● **Requirement**: Check each line of the entries below for the string "TimeTaken"; copy every line where it appears.

>>>

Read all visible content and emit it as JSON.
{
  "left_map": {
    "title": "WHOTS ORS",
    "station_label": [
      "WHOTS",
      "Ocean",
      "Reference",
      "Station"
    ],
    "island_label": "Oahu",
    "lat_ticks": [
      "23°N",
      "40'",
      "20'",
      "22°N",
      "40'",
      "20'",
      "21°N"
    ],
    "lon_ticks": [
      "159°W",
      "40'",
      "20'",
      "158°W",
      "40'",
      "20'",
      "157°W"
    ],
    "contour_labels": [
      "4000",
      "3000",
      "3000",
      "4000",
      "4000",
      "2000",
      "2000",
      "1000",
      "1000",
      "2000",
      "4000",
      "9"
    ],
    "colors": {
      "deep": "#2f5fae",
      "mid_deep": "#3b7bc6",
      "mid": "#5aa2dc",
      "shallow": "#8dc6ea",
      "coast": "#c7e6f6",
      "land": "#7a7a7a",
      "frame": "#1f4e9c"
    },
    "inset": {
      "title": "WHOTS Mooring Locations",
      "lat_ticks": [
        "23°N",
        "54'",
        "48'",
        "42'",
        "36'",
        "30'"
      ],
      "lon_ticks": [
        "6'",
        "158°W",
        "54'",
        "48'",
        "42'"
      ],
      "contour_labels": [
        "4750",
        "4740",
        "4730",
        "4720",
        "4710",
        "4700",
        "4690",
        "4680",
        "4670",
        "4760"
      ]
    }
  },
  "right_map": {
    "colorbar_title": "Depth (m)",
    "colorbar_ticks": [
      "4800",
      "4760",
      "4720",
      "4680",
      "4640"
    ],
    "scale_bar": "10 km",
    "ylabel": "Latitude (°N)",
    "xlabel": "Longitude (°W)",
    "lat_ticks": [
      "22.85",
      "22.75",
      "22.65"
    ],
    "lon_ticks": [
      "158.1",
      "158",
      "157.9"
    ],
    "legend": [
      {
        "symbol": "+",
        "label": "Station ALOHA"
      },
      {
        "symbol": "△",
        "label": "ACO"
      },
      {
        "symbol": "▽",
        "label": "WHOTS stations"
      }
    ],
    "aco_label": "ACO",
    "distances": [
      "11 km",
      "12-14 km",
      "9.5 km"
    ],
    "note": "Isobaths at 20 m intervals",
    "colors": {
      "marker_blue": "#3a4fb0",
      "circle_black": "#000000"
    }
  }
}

<<<
>>>

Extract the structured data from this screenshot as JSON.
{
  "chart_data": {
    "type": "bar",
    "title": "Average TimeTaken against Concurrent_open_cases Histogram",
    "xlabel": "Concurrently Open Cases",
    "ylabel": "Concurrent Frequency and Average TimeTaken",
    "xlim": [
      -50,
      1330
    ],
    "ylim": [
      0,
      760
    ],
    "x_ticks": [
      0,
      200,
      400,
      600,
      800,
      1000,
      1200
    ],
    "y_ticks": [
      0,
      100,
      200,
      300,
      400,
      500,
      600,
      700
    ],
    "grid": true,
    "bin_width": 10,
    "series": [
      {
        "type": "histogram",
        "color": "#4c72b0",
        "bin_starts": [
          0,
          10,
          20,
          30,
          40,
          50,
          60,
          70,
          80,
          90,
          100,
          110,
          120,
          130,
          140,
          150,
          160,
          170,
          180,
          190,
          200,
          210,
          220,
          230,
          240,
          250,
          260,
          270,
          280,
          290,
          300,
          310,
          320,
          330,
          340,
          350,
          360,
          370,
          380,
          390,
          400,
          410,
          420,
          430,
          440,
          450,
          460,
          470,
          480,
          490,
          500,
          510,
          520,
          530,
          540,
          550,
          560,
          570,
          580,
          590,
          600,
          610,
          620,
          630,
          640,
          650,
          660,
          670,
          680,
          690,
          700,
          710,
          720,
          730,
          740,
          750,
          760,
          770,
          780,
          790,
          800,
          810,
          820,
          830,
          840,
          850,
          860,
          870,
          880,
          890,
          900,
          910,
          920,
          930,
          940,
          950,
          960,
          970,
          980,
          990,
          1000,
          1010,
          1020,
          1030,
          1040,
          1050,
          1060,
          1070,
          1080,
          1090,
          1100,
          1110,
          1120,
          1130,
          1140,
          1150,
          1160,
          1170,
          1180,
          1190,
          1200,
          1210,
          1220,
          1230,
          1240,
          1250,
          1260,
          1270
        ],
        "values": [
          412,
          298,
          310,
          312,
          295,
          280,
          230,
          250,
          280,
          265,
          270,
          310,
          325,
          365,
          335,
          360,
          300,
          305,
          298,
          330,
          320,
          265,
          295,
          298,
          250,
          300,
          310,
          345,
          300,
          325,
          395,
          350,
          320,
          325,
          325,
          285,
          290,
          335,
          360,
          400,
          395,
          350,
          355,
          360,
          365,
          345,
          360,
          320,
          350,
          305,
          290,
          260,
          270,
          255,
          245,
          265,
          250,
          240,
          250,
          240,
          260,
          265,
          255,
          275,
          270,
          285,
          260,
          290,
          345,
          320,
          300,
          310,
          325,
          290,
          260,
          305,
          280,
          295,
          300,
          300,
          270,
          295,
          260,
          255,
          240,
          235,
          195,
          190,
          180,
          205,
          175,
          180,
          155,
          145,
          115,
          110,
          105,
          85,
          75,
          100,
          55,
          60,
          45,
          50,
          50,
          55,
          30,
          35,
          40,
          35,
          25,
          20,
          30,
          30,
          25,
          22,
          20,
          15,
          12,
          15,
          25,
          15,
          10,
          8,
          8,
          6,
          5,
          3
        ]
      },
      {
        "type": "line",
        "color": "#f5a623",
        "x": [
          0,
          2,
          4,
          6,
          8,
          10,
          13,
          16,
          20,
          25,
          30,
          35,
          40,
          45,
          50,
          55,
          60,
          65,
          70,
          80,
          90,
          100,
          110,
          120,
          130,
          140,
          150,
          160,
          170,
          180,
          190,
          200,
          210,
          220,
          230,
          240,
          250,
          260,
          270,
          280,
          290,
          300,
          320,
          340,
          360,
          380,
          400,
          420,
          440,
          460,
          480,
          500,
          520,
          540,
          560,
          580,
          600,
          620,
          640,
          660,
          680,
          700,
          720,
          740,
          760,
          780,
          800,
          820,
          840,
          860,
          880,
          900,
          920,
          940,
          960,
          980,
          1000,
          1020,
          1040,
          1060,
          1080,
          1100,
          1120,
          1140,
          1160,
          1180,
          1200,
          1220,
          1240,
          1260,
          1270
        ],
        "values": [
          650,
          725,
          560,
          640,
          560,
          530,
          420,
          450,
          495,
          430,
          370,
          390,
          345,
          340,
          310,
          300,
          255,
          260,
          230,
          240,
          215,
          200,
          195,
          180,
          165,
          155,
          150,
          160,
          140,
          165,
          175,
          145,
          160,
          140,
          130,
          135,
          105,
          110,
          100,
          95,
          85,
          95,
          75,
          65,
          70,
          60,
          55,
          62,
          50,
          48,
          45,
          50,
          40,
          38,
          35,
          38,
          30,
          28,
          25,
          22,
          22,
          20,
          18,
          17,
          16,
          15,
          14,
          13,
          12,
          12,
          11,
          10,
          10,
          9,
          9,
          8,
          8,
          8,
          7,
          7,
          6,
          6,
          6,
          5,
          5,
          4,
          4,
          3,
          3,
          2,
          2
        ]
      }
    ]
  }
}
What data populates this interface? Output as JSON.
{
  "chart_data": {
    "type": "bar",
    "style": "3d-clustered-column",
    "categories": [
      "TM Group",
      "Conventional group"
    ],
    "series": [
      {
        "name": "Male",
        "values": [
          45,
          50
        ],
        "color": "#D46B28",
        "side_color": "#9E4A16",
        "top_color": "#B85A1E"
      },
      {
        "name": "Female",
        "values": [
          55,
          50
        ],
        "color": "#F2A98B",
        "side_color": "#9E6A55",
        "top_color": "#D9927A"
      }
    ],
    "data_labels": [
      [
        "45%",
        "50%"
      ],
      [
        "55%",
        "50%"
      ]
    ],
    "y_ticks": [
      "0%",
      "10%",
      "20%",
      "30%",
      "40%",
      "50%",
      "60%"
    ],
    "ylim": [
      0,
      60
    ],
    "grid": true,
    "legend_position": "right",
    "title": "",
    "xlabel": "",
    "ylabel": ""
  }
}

<<<

● **Written answer**:
    "title": "Average TimeTaken against Concurrent_open_cases Histogram",
    "ylabel": "Concurrent Frequency and Average TimeTaken",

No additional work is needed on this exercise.